=== Entries provided ===

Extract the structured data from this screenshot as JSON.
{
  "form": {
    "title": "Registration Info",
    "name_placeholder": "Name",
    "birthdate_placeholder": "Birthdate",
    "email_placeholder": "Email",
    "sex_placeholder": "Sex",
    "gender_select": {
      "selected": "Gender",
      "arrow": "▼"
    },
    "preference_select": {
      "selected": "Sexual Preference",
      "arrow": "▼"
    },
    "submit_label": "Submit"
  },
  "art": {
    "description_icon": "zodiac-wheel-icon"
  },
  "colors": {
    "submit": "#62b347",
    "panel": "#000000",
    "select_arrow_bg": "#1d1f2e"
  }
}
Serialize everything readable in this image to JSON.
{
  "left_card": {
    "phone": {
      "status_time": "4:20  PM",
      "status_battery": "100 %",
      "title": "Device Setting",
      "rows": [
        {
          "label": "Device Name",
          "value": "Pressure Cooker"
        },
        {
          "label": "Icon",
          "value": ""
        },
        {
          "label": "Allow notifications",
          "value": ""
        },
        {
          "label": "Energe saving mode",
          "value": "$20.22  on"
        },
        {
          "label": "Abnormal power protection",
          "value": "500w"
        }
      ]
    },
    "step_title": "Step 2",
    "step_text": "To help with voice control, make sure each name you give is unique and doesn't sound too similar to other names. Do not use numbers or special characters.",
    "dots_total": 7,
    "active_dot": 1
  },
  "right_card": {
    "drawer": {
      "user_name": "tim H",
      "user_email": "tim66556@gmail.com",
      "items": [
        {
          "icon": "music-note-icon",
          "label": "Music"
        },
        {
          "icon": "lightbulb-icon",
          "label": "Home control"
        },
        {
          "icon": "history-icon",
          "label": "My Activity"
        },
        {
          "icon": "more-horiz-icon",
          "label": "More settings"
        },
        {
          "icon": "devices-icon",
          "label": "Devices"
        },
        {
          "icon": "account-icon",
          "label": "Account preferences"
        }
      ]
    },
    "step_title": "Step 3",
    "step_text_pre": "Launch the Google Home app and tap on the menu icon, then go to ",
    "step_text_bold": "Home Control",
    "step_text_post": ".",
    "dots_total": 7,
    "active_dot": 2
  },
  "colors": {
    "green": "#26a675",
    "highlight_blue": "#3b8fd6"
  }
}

===

■ **Work instructions**
In the lines above, find each one with "this" and list it.

■ **Correct output**
Extract the structured data from this screenshot as JSON.
Serialize everything readable in this image to JSON.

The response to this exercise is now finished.